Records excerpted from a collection
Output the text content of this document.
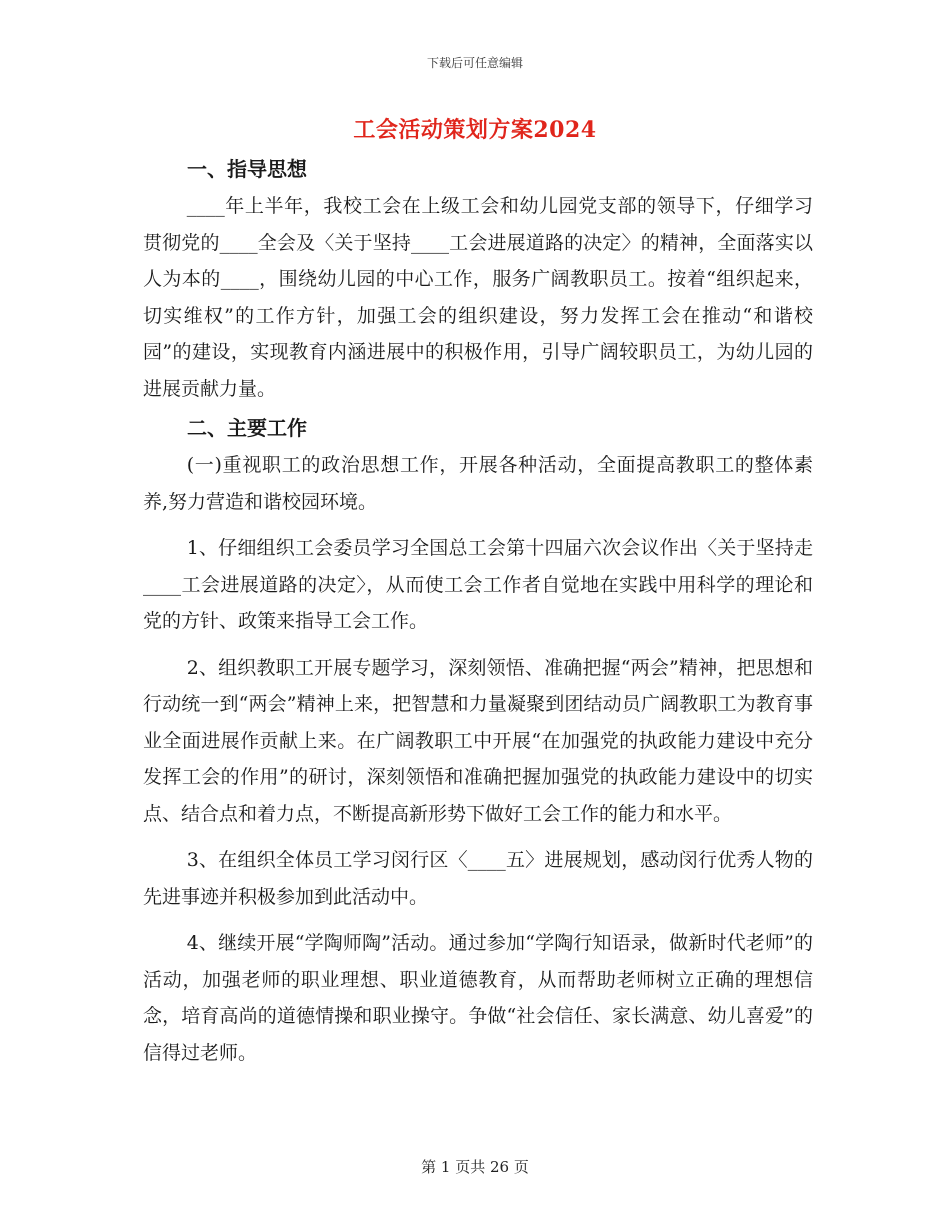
下载后可任意编辑
工会活动策划方案2024

一、指导思想

____年上半年，我校工会在上级工会和幼儿园党支部的领导下，仔细学习贯彻党的____全会及〈关于坚持____工会进展道路的决定〉的精神，全面落实以人为本的____，围绕幼儿园的中心工作，服务广阔教职员工。按着“组织起来，切实维权”的工作方针，加强工会的组织建设，努力发挥工会在推动“和谐校园”的建设，实现教育内涵进展中的积极作用，引导广阔较职员工，为幼儿园的进展贡献力量。

二、主要工作

(一)重视职工的政治思想工作，开展各种活动，全面提高教职工的整体素养,努力营造和谐校园环境。

1、仔细组织工会委员学习全国总工会第十四届六次会议作出〈关于坚持走____工会进展道路的决定〉，从而使工会工作者自觉地在实践中用科学的理论和党的方针、政策来指导工会工作。

2、组织教职工开展专题学习，深刻领悟、准确把握“两会”精神，把思想和行动统一到“两会”精神上来，把智慧和力量凝聚到团结动员广阔教职工为教育事业全面进展作贡献上来。在广阔教职工中开展“在加强党的执政能力建设中充分发挥工会的作用”的研讨，深刻领悟和准确把握加强党的执政能力建设中的切实点、结合点和着力点，不断提高新形势下做好工会工作的能力和水平。

3、在组织全体员工学习闵行区〈____五〉进展规划，感动闵行优秀人物的先进事迹并积极参加到此活动中。

4、继续开展“学陶师陶”活动。通过参加“学陶行知语录，做新时代老师”的活动，加强老师的职业理想、职业道德教育，从而帮助老师树立正确的理想信念，培育高尚的道德情操和职业操守。争做“社会信任、家长满意、幼儿喜爱”的信得过老师。

第 1 页共 26 页
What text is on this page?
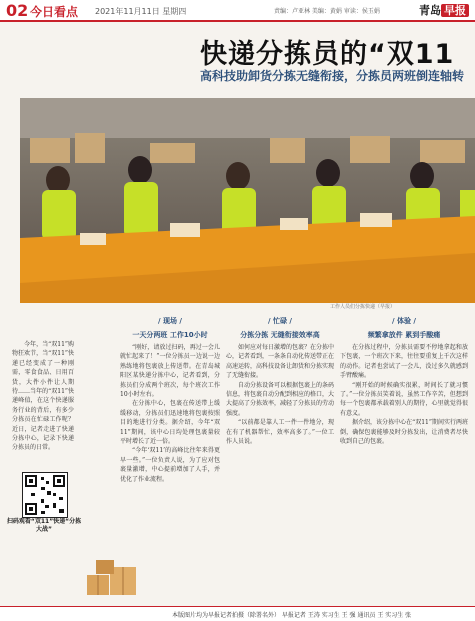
02 今日看点 2021年11月11日 星期四	责编：卢亚林 美编：黄娟 审读：侯玉娟	青岛 早报
快递分拣员的“双11
高科技助卸货分拣无缝衔接，分拣员两班倒连轴转
工作人员们分拣快递（早报）

今年，当“双11”购物狂欢节，当“双11”快递已经变成了一种刚需，零食食品、日用百货，大件小件让人期待……当年的“双11”快递峰值，在这个快递服务行业的背后，有多少分拣员在忙碌工作呢？近日，记者走进了快递分拣中心，记录下快递分拣员的日常。

扫码观看“双11”快递“分拣大战”
/ 现场 /
一天分两班 工作10小时

“刚好，请放过扫码，再过一会儿就忙起来了！”一位分拣员一边说一边熟练地将包裹放上传送带。在青岛城阳区某快递分拣中心，记者看到，分拣员们分成两个班次，每个班次工作10小时左右。

在分拣中心，包裹在传送带上缓缓移动，分拣员们迅速地将包裹按照目的地进行分类。据介绍，今年“双11”期间，该中心日均处理包裹量较平时增长了近一倍。

“今年‘双11’的高峰比往年来得更早一些。”一位负责人说，为了应对包裹量激增，中心提前增加了人手，并优化了作业流程。

/ 忙碌 /
分拣分拣 无缝衔接效率高

如何应对每日激增的包裹？在分拣中心，记者看到，一条条自动化传送带正在高速运转，高科技设备让卸货和分拣实现了无缝衔接。

自动分拣设备可以根据包裹上的条码信息，将包裹自动分配到相应的格口，大大提高了分拣效率，减轻了分拣员的劳动强度。

“以前都是靠人工一件一件地分，现在有了机器帮忙，效率高多了。”一位工作人员说。

/ 体验 /
频繁拿放件 累到手酸痛

在分拣过程中，分拣员需要不停地拿起和放下包裹，一个班次下来，往往要重复上千次这样的动作。记者也尝试了一会儿，没过多久就感到手臂酸痛。

“刚开始的时候确实很累，时间长了就习惯了。”一位分拣员笑着说，虽然工作辛苦，但想到每一个包裹都承载着别人的期待，心里就觉得很有意义。

据介绍，该分拣中心在“双11”期间实行两班倒，确保包裹能够及时分拣发出，让消费者尽快收到自己的包裹。

本版图片均为早报记者拍摄（除署名外） 早报记者 王涛 实习生 王 强 通讯员 王 实习生 张
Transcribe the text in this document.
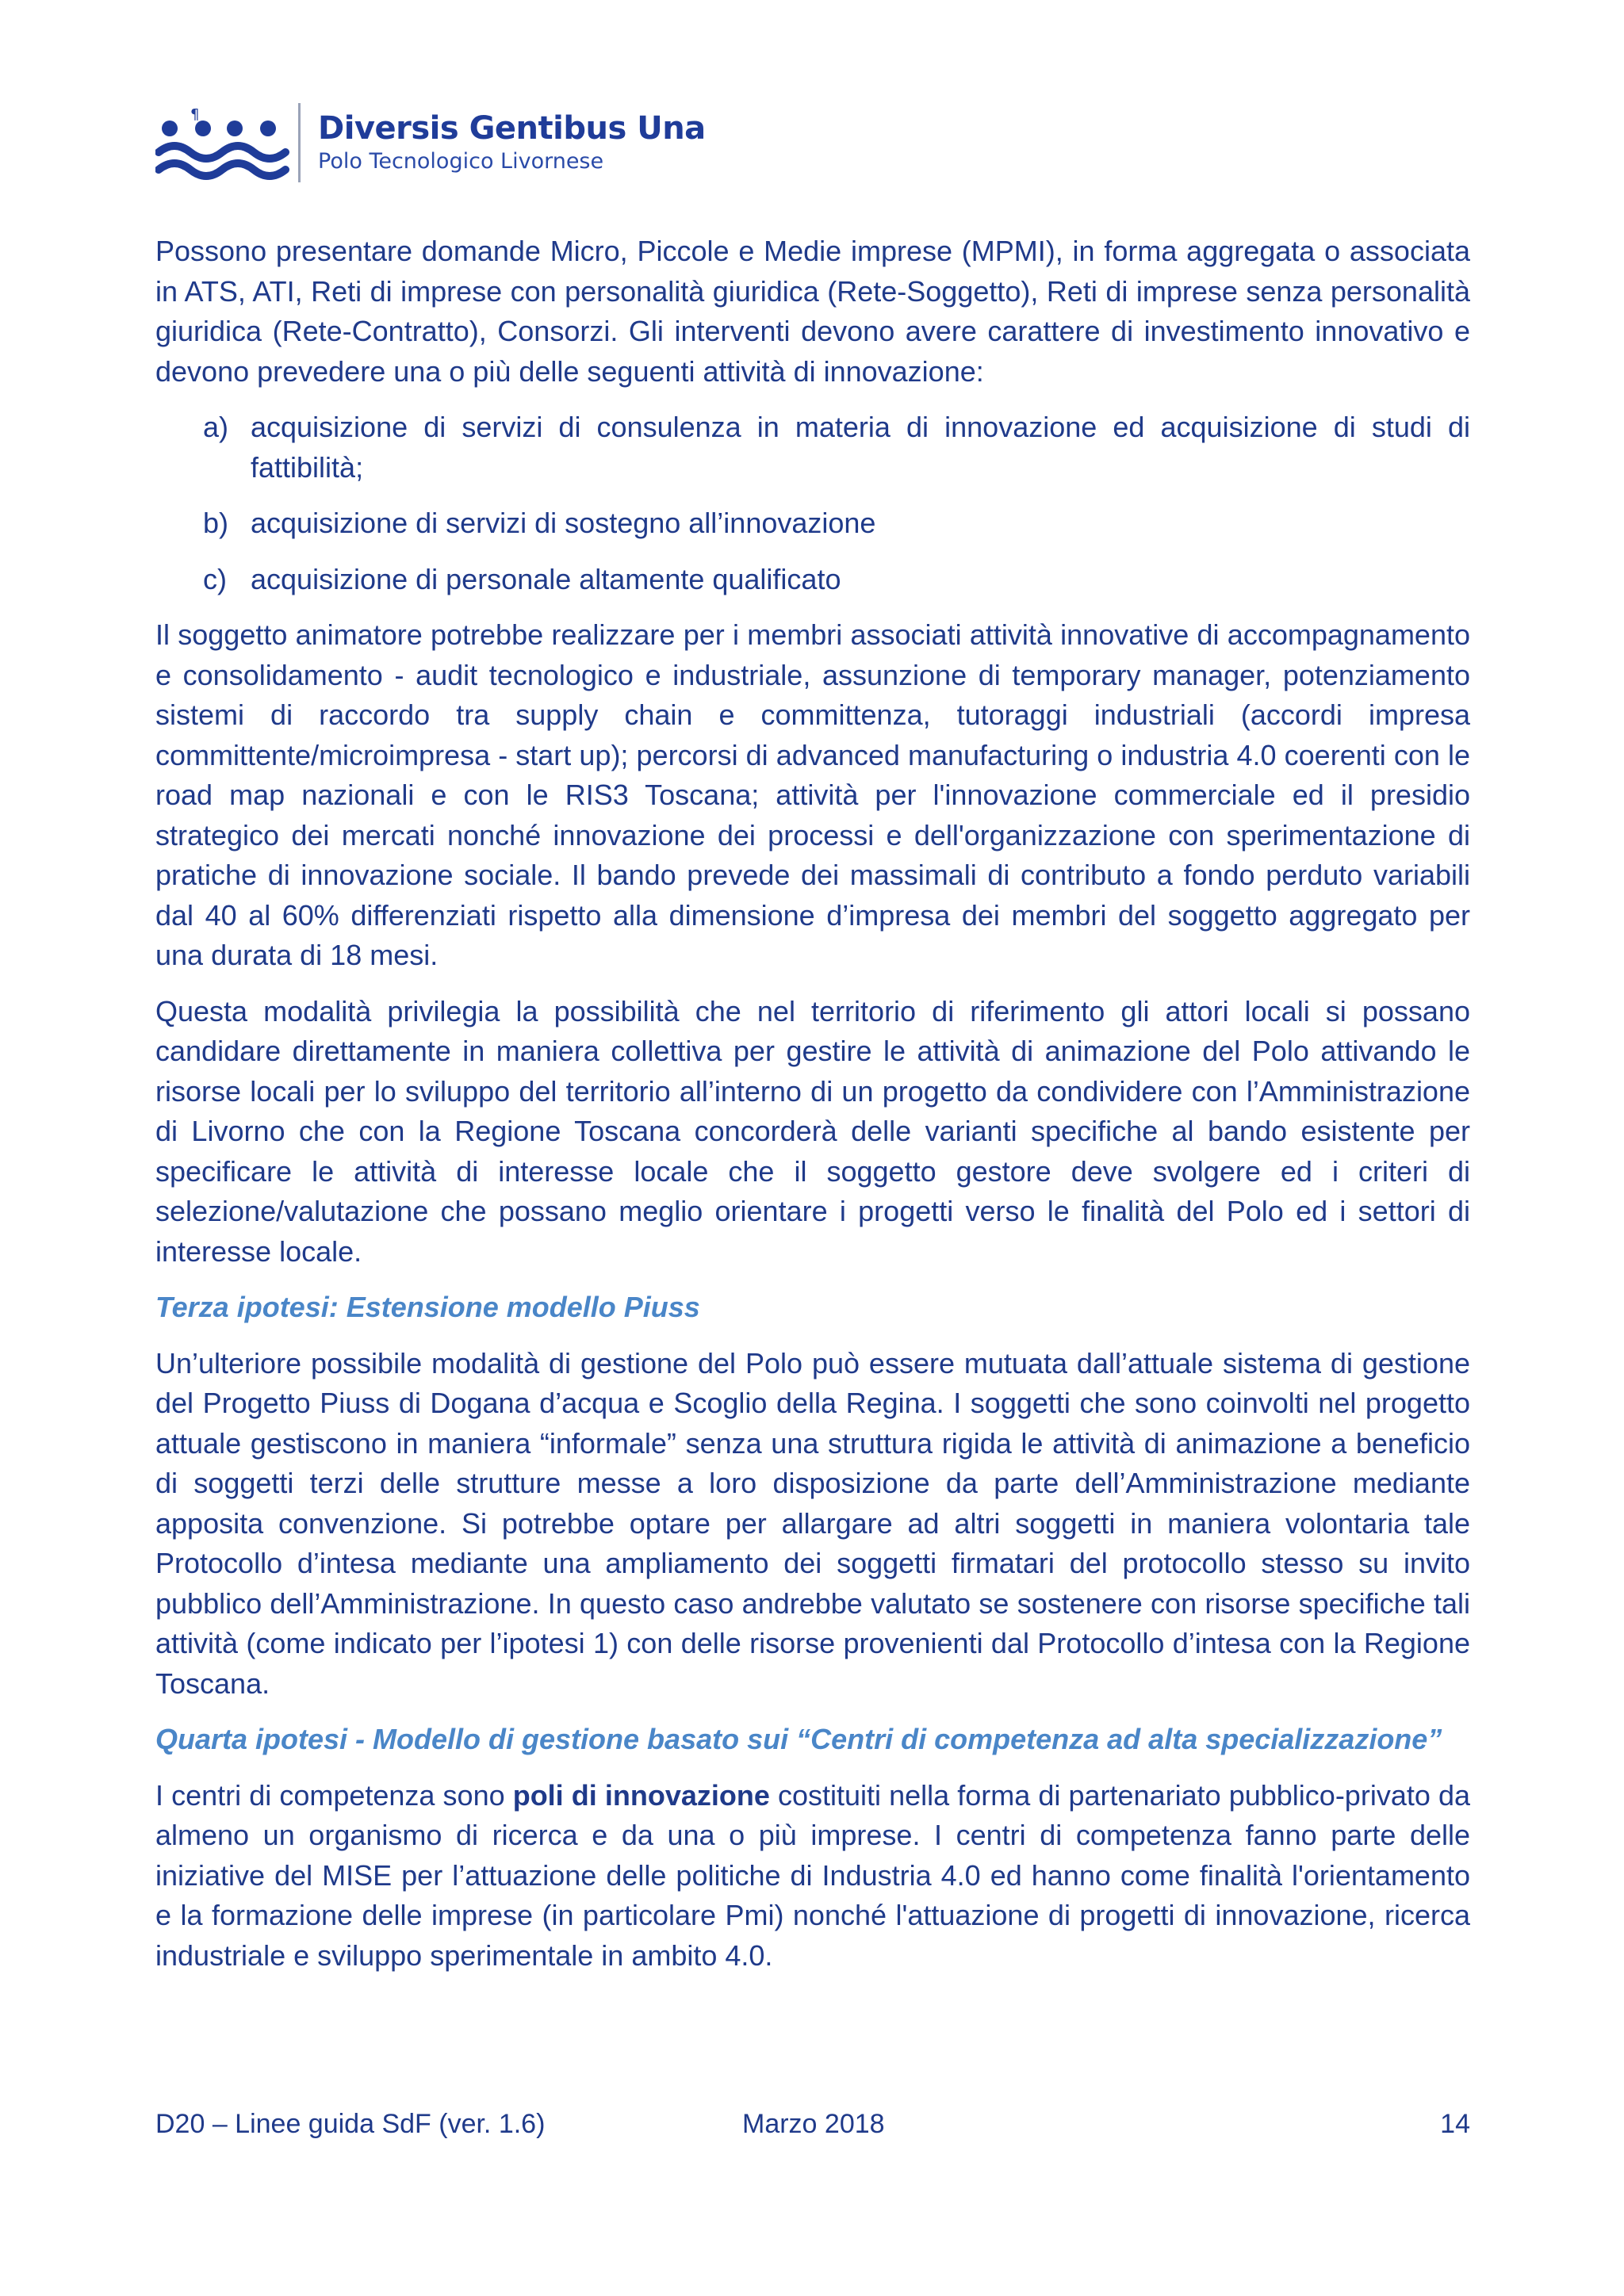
¶	Diversis Gentibus Una
Polo Tecnologico Livornese

Possono presentare domande Micro, Piccole e Medie imprese (MPMI), in forma aggregata o associata in ATS, ATI, Reti di imprese con personalità giuridica (Rete-Soggetto), Reti di imprese senza personalità giuridica (Rete-Contratto), Consorzi. Gli interventi devono avere carattere di investimento innovativo e devono prevedere una o più delle seguenti attività di innovazione:

a) acquisizione di servizi di consulenza in materia di innovazione ed acquisizione di studi di fattibilità;
b) acquisizione di servizi di sostegno all’innovazione
c) acquisizione di personale altamente qualificato

Il soggetto animatore potrebbe realizzare per i membri associati attività innovative di accompagnamento e consolidamento - audit tecnologico e industriale, assunzione di temporary manager, potenziamento sistemi di raccordo tra supply chain e committenza, tutoraggi industriali (accordi impresa committente/microimpresa - start up); percorsi di advanced manufacturing o industria 4.0 coerenti con le road map nazionali e con le RIS3 Toscana; attività per l'innovazione commerciale ed il presidio strategico dei mercati nonché innovazione dei processi e dell'organizzazione con sperimentazione di pratiche di innovazione sociale. Il bando prevede dei massimali di contributo a fondo perduto variabili dal 40 al 60% differenziati rispetto alla dimensione d’impresa dei membri del soggetto aggregato per una durata di 18 mesi.

Questa modalità privilegia la possibilità che nel territorio di riferimento gli attori locali si possano candidare direttamente in maniera collettiva per gestire le attività di animazione del Polo attivando le risorse locali per lo sviluppo del territorio all’interno di un progetto da condividere con l’Amministrazione di Livorno che con la Regione Toscana concorderà delle varianti specifiche al bando esistente per specificare le attività di interesse locale che il soggetto gestore deve svolgere ed i criteri di selezione/valutazione che possano meglio orientare i progetti verso le finalità del Polo ed i settori di interesse locale.

Terza ipotesi: Estensione modello Piuss

Un’ulteriore possibile modalità di gestione del Polo può essere mutuata dall’attuale sistema di gestione del Progetto Piuss di Dogana d’acqua e Scoglio della Regina. I soggetti che sono coinvolti nel progetto attuale gestiscono in maniera “informale” senza una struttura rigida le attività di animazione a beneficio di soggetti terzi delle strutture messe a loro disposizione da parte dell’Amministrazione mediante apposita convenzione. Si potrebbe optare per allargare ad altri soggetti in maniera volontaria tale Protocollo d’intesa mediante una ampliamento dei soggetti firmatari del protocollo stesso su invito pubblico dell’Amministrazione. In questo caso andrebbe valutato se sostenere con risorse specifiche tali attività (come indicato per l’ipotesi 1) con delle risorse provenienti dal Protocollo d’intesa con la Regione Toscana.

Quarta ipotesi - Modello di gestione basato sui “Centri di competenza ad alta specializzazione”

I centri di competenza sono poli di innovazione costituiti nella forma di partenariato pubblico-privato da almeno un organismo di ricerca e da una o più imprese. I centri di competenza fanno parte delle iniziative del MISE per l’attuazione delle politiche di Industria 4.0 ed hanno come finalità l'orientamento e la formazione delle imprese (in particolare Pmi) nonché l'attuazione di progetti di innovazione, ricerca industriale e sviluppo sperimentale in ambito 4.0.

D20 – Linee guida SdF (ver. 1.6)	Marzo 2018	14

Task requirements >>
Show every line of the listing in which the string "记者看到" can be found.

Reply >>
“刚好，请放过扫码，再过一会儿就忙起来了！”一位分拣员一边说一边熟练地将包裹放上传送带。在青岛城阳区某快递分拣中心，记者看到，分拣员们分成两个班次，每个班次工作10小时左右。
如何应对每日激增的包裹？在分拣中心，记者看到，一条条自动化传送带正在高速运转，高科技设备让卸货和分拣实现了无缝衔接。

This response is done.